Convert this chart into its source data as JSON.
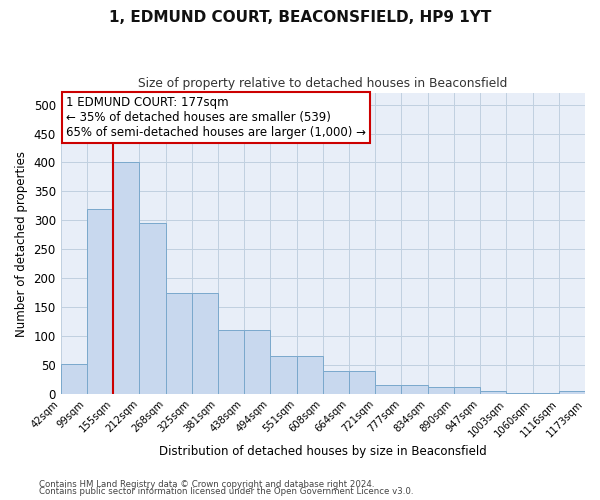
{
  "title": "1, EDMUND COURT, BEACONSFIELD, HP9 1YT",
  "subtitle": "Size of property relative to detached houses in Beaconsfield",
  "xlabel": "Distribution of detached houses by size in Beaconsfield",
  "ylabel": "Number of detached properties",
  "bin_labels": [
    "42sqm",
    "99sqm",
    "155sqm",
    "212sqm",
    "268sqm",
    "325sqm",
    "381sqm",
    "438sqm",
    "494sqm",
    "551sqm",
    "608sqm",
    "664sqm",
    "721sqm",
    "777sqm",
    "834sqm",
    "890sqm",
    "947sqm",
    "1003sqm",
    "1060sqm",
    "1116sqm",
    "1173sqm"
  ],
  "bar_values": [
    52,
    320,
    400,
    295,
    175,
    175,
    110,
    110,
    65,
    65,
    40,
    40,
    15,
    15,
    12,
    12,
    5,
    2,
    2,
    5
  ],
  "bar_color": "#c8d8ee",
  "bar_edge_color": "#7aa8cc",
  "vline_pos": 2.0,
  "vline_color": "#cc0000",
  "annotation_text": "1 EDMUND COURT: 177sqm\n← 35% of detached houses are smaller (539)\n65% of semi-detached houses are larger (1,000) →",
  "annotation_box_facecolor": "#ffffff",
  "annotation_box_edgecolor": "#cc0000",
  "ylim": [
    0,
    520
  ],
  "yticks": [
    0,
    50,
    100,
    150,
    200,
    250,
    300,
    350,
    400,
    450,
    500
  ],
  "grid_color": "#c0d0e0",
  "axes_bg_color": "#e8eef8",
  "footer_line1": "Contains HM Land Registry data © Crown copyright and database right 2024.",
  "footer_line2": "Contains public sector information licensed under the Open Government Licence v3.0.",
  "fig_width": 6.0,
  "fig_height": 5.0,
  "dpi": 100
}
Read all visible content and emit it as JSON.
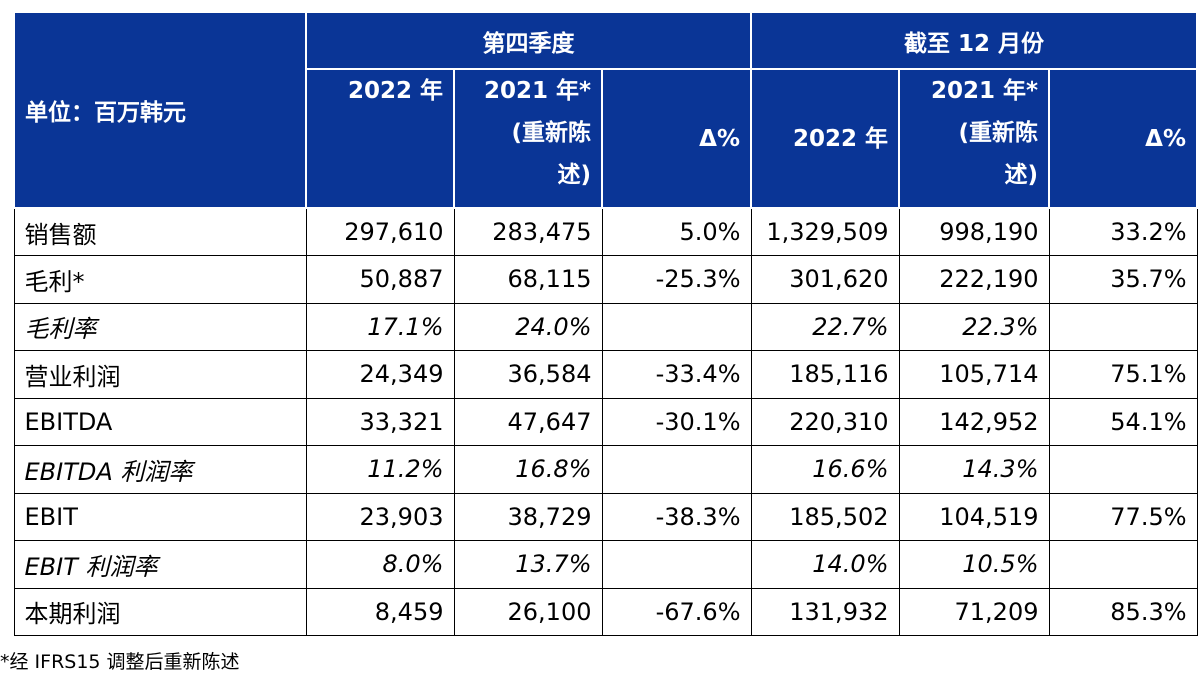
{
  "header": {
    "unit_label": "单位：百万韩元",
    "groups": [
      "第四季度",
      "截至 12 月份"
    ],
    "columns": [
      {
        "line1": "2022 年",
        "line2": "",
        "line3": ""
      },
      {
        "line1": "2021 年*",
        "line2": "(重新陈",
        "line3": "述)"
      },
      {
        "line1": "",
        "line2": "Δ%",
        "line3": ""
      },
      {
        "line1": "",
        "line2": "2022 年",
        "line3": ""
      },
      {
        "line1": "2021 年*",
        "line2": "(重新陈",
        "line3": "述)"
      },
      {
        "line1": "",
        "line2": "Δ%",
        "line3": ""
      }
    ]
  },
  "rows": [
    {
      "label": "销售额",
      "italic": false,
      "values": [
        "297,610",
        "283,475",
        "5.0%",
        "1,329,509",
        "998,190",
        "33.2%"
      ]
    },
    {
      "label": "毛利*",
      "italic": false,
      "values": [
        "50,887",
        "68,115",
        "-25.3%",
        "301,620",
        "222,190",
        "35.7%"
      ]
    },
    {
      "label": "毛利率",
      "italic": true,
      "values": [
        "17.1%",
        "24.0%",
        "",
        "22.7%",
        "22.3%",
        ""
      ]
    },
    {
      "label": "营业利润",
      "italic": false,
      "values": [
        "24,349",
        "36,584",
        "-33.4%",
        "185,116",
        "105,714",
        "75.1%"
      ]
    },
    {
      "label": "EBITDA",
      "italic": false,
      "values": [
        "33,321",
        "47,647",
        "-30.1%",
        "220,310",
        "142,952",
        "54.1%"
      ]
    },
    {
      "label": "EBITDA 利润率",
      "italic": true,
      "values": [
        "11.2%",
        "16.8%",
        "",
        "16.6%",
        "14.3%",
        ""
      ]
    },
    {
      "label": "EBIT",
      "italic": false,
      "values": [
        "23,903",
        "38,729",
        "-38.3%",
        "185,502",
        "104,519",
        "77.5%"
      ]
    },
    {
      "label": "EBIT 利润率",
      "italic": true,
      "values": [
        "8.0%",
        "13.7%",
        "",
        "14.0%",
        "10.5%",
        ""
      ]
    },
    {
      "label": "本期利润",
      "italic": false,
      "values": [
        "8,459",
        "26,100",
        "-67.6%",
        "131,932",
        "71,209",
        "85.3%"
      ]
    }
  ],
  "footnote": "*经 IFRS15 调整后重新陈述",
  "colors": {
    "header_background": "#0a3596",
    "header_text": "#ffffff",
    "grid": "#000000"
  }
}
+++
### The problem
Reproduce all the entries that precede this task, word for word, minus any pictures.

### Answer to the exercise
Convert this chart into its source data as JSON.
{
  "title": "1, EDMUND COURT, BEACONSFIELD, HP9 1YT",
  "subtitle": "Size of property relative to detached houses in Beaconsfield",
  "xlabel": "Distribution of detached houses by size in Beaconsfield",
  "ylabel": "Number of detached properties",
  "bin_labels": [
    "42sqm",
    "99sqm",
    "155sqm",
    "212sqm",
    "268sqm",
    "325sqm",
    "381sqm",
    "438sqm",
    "494sqm",
    "551sqm",
    "608sqm",
    "664sqm",
    "721sqm",
    "777sqm",
    "834sqm",
    "890sqm",
    "947sqm",
    "1003sqm",
    "1060sqm",
    "1116sqm",
    "1173sqm"
  ],
  "bar_values": [
    52,
    320,
    400,
    295,
    175,
    175,
    110,
    110,
    65,
    65,
    40,
    40,
    15,
    15,
    12,
    12,
    5,
    2,
    2,
    5
  ],
  "bar_color": "#c8d8ee",
  "bar_edge_color": "#7aa8cc",
  "vline_pos": 2.0,
  "vline_color": "#cc0000",
  "annotation_text": "1 EDMUND COURT: 177sqm\n← 35% of detached houses are smaller (539)\n65% of semi-detached houses are larger (1,000) →",
  "annotation_box_facecolor": "#ffffff",
  "annotation_box_edgecolor": "#cc0000",
  "ylim": [
    0,
    520
  ],
  "yticks": [
    0,
    50,
    100,
    150,
    200,
    250,
    300,
    350,
    400,
    450,
    500
  ],
  "grid_color": "#c0d0e0",
  "axes_bg_color": "#e8eef8",
  "footer_line1": "Contains HM Land Registry data © Crown copyright and database right 2024.",
  "footer_line2": "Contains public sector information licensed under the Open Government Licence v3.0.",
  "fig_width": 6.0,
  "fig_height": 5.0,
  "dpi": 100
}
Read all visible content and emit it as JSON.
{
  "header": {
    "unit_label": "单位：百万韩元",
    "groups": [
      "第四季度",
      "截至 12 月份"
    ],
    "columns": [
      {
        "line1": "2022 年",
        "line2": "",
        "line3": ""
      },
      {
        "line1": "2021 年*",
        "line2": "(重新陈",
        "line3": "述)"
      },
      {
        "line1": "",
        "line2": "Δ%",
        "line3": ""
      },
      {
        "line1": "",
        "line2": "2022 年",
        "line3": ""
      },
      {
        "line1": "2021 年*",
        "line2": "(重新陈",
        "line3": "述)"
      },
      {
        "line1": "",
        "line2": "Δ%",
        "line3": ""
      }
    ]
  },
  "rows": [
    {
      "label": "销售额",
      "italic": false,
      "values": [
        "297,610",
        "283,475",
        "5.0%",
        "1,329,509",
        "998,190",
        "33.2%"
      ]
    },
    {
      "label": "毛利*",
      "italic": false,
      "values": [
        "50,887",
        "68,115",
        "-25.3%",
        "301,620",
        "222,190",
        "35.7%"
      ]
    },
    {
      "label": "毛利率",
      "italic": true,
      "values": [
        "17.1%",
        "24.0%",
        "",
        "22.7%",
        "22.3%",
        ""
      ]
    },
    {
      "label": "营业利润",
      "italic": false,
      "values": [
        "24,349",
        "36,584",
        "-33.4%",
        "185,116",
        "105,714",
        "75.1%"
      ]
    },
    {
      "label": "EBITDA",
      "italic": false,
      "values": [
        "33,321",
        "47,647",
        "-30.1%",
        "220,310",
        "142,952",
        "54.1%"
      ]
    },
    {
      "label": "EBITDA 利润率",
      "italic": true,
      "values": [
        "11.2%",
        "16.8%",
        "",
        "16.6%",
        "14.3%",
        ""
      ]
    },
    {
      "label": "EBIT",
      "italic": false,
      "values": [
        "23,903",
        "38,729",
        "-38.3%",
        "185,502",
        "104,519",
        "77.5%"
      ]
    },
    {
      "label": "EBIT 利润率",
      "italic": true,
      "values": [
        "8.0%",
        "13.7%",
        "",
        "14.0%",
        "10.5%",
        ""
      ]
    },
    {
      "label": "本期利润",
      "italic": false,
      "values": [
        "8,459",
        "26,100",
        "-67.6%",
        "131,932",
        "71,209",
        "85.3%"
      ]
    }
  ],
  "footnote": "*经 IFRS15 调整后重新陈述",
  "colors": {
    "header_background": "#0a3596",
    "header_text": "#ffffff",
    "grid": "#000000"
  }
}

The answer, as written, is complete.